* _To do_: Where a line below holds the string "宜春袁州集配站", copy that line.

* _Records provided_:
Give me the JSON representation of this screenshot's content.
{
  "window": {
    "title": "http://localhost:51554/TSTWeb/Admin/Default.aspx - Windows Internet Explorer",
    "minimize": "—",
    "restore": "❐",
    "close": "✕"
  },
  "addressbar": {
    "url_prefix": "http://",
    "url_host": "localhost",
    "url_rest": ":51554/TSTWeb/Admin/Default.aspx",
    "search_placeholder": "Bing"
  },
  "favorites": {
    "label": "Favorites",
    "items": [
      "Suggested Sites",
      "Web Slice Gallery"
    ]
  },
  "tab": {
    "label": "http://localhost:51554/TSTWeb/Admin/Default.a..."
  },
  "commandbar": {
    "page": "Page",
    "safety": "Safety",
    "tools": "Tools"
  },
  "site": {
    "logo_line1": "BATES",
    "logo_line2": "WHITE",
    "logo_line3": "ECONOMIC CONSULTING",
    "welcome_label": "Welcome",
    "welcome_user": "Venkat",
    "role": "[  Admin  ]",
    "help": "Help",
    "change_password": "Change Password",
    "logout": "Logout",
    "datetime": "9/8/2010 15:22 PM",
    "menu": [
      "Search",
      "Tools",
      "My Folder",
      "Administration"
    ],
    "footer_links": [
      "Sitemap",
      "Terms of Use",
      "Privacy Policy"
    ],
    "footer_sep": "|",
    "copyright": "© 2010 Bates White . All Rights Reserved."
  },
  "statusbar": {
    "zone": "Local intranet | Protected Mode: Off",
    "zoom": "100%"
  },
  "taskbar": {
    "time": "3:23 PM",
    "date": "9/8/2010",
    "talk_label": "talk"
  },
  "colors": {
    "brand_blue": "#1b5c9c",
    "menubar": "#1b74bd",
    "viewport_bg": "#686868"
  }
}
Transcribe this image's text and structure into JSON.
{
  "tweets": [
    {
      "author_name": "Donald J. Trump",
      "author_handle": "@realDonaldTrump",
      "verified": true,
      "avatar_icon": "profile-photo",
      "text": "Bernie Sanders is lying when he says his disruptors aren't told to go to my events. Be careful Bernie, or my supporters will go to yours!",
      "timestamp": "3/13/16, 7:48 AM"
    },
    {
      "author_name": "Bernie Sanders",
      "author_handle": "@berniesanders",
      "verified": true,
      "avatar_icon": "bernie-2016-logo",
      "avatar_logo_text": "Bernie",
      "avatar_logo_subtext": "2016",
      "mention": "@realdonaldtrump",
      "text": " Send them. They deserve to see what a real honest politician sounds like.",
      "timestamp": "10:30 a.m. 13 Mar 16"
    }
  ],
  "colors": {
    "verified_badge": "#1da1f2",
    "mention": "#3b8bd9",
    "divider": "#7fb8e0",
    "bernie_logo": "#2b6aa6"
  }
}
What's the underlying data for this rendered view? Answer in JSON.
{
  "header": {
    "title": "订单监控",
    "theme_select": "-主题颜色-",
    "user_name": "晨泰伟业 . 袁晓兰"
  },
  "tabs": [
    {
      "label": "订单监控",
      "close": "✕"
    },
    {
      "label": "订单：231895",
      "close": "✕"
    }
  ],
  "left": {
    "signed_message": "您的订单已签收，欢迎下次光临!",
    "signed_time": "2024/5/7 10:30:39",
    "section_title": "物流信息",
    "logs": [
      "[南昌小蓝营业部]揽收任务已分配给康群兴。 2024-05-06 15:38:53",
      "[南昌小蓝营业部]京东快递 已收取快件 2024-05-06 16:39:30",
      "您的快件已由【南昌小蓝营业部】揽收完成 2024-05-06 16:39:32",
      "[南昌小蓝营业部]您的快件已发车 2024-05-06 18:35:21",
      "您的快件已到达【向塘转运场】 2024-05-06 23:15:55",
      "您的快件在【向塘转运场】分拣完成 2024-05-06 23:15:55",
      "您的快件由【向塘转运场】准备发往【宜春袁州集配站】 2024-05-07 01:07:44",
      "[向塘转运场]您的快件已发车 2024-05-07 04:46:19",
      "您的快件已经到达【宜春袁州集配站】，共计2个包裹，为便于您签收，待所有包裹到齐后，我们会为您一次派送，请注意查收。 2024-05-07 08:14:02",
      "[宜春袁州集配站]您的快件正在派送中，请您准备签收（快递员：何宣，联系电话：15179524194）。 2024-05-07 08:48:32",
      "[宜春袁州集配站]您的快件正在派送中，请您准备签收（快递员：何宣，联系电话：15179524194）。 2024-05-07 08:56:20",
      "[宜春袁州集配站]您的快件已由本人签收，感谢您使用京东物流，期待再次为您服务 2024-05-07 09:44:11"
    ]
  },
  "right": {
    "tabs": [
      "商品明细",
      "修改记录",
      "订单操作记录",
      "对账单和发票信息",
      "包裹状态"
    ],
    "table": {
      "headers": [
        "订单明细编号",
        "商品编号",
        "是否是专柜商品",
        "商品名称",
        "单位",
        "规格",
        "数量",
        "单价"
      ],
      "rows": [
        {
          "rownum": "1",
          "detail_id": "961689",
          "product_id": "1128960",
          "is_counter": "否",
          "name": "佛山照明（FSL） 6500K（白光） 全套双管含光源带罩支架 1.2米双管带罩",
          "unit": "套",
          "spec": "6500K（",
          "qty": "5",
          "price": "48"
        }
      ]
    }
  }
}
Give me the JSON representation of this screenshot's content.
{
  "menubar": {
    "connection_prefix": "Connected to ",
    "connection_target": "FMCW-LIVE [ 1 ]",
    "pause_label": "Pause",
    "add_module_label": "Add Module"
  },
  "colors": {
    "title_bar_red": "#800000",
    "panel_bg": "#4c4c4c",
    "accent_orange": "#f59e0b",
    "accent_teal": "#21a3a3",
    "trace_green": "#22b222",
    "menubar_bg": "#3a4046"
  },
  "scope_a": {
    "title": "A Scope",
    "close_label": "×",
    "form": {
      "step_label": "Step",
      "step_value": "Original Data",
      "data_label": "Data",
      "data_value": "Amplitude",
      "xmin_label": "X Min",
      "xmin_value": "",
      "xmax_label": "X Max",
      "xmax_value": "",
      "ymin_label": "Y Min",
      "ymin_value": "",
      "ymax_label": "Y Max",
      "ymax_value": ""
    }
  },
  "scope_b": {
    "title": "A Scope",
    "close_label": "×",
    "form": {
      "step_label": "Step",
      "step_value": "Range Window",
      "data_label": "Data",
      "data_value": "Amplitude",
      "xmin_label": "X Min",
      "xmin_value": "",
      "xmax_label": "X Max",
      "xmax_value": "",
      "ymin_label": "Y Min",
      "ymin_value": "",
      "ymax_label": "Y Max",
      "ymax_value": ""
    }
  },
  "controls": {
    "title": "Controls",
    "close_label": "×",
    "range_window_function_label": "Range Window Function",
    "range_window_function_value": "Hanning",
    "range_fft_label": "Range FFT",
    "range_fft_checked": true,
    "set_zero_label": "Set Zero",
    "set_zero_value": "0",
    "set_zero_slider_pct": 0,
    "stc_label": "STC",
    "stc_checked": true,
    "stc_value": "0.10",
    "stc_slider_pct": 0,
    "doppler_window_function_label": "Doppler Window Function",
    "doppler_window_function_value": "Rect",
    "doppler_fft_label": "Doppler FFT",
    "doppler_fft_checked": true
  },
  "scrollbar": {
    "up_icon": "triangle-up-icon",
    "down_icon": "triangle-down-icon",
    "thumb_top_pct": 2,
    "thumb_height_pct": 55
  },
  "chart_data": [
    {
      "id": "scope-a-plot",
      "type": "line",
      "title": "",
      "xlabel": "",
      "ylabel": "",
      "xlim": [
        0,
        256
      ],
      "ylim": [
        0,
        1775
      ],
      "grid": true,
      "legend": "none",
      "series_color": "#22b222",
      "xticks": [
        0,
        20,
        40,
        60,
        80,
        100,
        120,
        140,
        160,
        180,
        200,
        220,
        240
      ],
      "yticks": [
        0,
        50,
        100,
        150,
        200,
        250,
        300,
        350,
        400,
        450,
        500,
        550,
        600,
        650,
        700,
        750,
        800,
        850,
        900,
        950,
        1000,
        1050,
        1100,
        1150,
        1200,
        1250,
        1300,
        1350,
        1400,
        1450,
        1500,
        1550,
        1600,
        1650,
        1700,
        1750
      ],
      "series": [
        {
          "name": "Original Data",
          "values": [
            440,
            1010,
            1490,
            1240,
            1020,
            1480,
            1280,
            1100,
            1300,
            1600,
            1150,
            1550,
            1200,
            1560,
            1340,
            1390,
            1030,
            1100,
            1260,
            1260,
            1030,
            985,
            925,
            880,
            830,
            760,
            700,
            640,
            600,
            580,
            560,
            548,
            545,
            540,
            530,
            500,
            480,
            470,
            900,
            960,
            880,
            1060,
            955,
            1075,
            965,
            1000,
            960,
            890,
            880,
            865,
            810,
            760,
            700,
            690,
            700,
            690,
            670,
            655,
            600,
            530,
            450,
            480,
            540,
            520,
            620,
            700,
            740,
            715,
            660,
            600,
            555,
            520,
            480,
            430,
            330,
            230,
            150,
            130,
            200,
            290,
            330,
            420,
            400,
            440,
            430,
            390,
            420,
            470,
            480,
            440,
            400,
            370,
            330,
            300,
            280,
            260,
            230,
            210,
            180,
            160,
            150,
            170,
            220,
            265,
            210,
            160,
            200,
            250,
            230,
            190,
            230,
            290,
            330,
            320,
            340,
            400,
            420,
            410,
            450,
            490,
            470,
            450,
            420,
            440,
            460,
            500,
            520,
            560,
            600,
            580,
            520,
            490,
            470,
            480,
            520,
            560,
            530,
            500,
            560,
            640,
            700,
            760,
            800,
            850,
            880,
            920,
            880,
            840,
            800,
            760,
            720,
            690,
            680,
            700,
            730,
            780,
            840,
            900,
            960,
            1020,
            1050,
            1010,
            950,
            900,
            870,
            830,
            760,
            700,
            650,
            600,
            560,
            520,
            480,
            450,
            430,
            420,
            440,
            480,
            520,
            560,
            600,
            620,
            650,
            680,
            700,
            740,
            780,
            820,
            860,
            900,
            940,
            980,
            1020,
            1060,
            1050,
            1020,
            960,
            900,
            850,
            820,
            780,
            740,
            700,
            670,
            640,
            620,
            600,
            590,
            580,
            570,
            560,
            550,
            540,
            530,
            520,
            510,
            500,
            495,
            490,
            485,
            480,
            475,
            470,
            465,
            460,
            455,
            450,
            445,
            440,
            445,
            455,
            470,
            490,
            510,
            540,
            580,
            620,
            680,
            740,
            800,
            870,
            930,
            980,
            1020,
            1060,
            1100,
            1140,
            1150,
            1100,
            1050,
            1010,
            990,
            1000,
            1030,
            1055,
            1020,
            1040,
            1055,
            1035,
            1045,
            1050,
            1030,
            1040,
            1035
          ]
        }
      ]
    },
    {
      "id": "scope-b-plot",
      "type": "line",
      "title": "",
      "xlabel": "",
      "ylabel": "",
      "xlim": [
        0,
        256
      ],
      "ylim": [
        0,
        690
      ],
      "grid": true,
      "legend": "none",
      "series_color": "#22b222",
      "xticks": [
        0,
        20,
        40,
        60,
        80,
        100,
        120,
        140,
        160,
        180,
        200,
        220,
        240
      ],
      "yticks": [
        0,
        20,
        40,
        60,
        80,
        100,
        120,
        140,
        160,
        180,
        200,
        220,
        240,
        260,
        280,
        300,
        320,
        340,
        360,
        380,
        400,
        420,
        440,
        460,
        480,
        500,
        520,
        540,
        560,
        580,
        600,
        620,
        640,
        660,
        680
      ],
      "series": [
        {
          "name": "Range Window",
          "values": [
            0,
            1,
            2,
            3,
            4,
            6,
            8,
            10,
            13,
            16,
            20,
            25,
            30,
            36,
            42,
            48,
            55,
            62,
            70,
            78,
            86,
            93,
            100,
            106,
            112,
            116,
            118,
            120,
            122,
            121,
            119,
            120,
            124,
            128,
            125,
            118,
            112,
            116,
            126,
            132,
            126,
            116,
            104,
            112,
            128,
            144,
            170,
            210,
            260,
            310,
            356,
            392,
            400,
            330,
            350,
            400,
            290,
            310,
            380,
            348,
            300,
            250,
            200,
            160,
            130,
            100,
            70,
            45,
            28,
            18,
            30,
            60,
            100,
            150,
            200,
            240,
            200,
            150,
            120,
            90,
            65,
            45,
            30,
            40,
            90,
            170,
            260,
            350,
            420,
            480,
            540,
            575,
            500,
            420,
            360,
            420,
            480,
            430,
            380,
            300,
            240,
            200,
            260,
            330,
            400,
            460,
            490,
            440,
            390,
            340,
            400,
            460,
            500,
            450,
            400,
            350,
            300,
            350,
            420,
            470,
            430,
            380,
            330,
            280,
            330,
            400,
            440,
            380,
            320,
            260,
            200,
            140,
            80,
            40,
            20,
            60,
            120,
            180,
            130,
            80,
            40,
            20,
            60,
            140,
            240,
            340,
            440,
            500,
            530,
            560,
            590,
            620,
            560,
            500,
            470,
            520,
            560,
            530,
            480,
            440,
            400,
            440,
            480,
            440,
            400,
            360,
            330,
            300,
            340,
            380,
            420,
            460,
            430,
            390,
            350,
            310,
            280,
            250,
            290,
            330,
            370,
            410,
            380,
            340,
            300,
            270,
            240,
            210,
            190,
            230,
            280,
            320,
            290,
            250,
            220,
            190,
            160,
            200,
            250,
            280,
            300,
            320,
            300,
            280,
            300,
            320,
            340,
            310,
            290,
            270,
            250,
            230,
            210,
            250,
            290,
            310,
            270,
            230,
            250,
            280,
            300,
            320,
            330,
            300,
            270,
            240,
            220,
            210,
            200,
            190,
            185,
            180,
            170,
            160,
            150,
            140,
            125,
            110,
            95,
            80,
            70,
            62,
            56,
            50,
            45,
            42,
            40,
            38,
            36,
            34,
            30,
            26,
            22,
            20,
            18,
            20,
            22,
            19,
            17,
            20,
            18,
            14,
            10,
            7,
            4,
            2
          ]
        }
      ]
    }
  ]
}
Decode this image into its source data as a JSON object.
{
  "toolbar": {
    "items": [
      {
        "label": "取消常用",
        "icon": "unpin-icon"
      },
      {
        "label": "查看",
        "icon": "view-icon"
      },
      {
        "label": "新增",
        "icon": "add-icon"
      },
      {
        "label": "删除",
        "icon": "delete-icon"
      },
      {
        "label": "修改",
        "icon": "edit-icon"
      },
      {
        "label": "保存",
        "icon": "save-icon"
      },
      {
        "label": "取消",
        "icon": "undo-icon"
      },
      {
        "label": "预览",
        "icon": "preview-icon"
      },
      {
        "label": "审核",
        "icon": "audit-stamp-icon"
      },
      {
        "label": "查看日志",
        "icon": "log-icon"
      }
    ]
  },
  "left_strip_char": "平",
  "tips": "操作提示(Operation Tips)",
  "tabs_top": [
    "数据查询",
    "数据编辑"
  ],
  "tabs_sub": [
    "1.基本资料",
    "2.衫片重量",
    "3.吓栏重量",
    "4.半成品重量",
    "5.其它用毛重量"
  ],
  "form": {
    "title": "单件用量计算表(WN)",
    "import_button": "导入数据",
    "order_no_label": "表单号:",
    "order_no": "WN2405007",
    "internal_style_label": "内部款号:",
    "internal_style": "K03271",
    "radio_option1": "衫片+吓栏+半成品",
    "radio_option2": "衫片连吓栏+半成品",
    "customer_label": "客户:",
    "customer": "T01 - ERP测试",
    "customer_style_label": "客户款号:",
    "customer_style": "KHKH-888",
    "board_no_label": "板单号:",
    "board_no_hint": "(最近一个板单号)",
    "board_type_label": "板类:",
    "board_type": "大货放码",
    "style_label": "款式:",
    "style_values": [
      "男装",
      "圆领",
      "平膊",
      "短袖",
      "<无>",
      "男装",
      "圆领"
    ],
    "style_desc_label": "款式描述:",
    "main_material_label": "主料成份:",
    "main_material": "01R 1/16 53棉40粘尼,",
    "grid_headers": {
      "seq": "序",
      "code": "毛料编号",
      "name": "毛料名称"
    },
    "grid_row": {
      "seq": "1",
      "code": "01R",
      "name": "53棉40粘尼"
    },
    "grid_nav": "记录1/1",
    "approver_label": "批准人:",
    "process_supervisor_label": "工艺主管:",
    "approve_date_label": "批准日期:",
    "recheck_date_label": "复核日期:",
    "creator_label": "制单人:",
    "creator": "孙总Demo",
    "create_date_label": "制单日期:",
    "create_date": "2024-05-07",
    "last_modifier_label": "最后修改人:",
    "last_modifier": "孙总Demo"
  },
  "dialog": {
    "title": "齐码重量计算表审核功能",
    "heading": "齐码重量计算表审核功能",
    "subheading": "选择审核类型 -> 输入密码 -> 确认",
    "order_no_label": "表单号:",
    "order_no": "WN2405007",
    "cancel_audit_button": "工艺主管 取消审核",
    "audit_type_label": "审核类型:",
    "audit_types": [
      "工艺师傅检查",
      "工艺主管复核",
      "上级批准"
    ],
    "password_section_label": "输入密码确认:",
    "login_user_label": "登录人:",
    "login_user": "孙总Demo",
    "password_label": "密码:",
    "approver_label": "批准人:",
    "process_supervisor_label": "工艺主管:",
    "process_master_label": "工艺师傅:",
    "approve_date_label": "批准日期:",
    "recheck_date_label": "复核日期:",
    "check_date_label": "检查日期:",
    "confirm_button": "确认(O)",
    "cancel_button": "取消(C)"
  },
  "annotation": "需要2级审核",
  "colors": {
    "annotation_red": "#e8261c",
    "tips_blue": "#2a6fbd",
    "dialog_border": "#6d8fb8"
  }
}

* _Response to this exercise_:
      "您的快件由【向塘转运场】准备发往【宜春袁州集配站】 2024-05-07 01:07:44",
      "您的快件已经到达【宜春袁州集配站】，共计2个包裹，为便于您签收，待所有包裹到齐后，我们会为您一次派送，请注意查收。 2024-05-07 08:14:02",
      "[宜春袁州集配站]您的快件正在派送中，请您准备签收（快递员：何宣，联系电话：15179524194）。 2024-05-07 08:48:32",
      "[宜春袁州集配站]您的快件正在派送中，请您准备签收（快递员：何宣，联系电话：15179524194）。 2024-05-07 08:56:20",
      "[宜春袁州集配站]您的快件已由本人签收，感谢您使用京东物流，期待再次为您服务 2024-05-07 09:44:11"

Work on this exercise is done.